* _Task_:
Your task is to copy each line that has the word "true".

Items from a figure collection
[START]

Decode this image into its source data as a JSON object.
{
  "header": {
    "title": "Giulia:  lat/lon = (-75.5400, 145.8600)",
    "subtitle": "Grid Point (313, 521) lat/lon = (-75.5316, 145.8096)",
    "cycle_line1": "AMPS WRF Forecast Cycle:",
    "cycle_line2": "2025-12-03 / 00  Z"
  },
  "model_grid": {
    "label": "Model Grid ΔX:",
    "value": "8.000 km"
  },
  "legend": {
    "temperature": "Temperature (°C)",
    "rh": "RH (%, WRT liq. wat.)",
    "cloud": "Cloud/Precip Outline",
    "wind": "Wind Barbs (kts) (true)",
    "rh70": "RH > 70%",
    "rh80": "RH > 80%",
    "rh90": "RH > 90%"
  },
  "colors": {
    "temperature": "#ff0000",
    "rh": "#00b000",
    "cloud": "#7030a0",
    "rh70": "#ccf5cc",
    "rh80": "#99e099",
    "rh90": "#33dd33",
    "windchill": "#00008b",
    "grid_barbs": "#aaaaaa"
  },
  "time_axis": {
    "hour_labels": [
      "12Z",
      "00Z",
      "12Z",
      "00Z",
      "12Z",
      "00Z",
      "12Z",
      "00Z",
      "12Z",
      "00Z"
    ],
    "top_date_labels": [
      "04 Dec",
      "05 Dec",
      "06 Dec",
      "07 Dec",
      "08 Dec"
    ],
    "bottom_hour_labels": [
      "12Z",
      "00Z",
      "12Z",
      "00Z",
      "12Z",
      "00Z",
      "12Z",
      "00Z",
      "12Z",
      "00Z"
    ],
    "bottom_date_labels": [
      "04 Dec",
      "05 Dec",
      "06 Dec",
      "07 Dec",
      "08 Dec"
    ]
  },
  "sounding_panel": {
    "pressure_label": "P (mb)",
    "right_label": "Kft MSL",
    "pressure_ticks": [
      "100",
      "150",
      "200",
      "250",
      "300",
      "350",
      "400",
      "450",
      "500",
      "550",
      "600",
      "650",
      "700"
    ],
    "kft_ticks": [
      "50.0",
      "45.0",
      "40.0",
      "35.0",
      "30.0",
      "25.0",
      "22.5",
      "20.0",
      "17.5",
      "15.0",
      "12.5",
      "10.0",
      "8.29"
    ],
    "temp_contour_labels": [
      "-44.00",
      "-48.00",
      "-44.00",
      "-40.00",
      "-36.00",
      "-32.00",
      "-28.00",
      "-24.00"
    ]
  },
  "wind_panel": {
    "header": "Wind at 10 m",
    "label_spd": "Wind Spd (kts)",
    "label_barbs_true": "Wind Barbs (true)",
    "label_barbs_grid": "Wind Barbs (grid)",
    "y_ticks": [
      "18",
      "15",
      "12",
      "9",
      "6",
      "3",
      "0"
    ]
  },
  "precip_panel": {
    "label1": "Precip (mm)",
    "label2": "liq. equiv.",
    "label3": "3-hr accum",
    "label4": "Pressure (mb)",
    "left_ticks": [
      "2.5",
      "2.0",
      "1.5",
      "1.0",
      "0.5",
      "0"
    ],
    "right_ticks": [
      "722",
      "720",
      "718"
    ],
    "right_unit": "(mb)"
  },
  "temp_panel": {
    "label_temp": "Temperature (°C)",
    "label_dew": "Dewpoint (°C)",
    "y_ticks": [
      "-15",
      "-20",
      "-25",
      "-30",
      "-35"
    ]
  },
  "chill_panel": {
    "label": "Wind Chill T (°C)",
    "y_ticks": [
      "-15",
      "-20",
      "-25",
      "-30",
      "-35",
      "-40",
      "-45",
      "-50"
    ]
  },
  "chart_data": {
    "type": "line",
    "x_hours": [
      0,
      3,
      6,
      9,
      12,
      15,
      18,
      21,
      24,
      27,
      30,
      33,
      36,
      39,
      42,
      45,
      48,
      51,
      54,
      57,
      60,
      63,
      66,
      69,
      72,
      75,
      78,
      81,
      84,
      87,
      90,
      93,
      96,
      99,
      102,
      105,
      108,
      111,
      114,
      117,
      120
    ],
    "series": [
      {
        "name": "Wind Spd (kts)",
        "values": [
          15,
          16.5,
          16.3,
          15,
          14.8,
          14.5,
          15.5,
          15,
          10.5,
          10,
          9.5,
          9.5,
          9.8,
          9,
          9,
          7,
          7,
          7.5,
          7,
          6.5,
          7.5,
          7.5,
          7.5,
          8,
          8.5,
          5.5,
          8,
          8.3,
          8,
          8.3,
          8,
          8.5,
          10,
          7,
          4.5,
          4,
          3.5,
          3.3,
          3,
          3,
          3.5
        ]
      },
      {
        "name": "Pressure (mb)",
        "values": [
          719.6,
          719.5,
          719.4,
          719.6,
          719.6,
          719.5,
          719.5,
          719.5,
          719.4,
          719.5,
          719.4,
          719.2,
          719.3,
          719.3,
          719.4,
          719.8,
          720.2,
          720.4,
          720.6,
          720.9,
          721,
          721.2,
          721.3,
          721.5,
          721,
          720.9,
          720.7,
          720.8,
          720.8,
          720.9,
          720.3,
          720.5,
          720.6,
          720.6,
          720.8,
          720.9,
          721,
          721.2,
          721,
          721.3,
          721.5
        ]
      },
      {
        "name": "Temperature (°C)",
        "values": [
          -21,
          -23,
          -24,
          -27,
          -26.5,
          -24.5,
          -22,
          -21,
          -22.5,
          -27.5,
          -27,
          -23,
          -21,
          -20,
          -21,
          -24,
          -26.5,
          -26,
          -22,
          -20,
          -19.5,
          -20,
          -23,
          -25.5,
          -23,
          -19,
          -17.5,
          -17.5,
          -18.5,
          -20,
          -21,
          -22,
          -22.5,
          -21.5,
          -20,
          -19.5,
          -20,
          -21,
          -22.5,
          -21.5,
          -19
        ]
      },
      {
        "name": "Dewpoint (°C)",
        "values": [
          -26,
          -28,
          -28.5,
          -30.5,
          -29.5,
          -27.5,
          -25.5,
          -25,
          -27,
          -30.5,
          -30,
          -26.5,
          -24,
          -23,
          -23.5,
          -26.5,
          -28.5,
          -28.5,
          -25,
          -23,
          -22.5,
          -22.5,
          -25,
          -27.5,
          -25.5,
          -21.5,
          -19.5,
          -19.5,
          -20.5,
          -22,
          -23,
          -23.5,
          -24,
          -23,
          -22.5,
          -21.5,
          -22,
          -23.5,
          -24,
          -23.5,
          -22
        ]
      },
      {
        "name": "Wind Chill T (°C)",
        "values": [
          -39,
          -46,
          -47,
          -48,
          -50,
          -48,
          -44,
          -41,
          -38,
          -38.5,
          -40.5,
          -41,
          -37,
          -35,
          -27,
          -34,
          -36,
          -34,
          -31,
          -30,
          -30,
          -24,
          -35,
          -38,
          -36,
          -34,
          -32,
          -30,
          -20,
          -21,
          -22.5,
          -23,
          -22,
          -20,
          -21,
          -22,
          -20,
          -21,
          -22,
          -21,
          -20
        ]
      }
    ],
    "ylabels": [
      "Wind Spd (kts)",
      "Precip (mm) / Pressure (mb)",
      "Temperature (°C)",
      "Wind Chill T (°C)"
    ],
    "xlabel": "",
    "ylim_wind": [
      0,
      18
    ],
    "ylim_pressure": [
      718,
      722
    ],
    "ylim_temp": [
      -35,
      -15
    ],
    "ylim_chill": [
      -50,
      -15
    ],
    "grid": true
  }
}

[END]

* _Complete output_:
    "wind": "Wind Barbs (kts) (true)",
    "label_barbs_true": "Wind Barbs (true)",
    "grid": true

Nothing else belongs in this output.